▸ The data:
** start **
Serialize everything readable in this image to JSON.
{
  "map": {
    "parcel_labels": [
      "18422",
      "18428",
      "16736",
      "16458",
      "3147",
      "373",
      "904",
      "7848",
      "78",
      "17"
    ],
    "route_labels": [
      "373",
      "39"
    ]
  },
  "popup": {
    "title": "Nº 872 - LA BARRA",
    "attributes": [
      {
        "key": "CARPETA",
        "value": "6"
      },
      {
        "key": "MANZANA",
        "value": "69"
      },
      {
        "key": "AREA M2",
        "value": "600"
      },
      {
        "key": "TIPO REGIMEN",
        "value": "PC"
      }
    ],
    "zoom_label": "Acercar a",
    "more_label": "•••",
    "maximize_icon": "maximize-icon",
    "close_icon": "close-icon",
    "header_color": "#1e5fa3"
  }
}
** end **
▸ Request:
Show every line from the entries above in which the word "icon" appears.

▸ Written response:
    "maximize_icon": "maximize-icon",
    "close_icon": "close-icon",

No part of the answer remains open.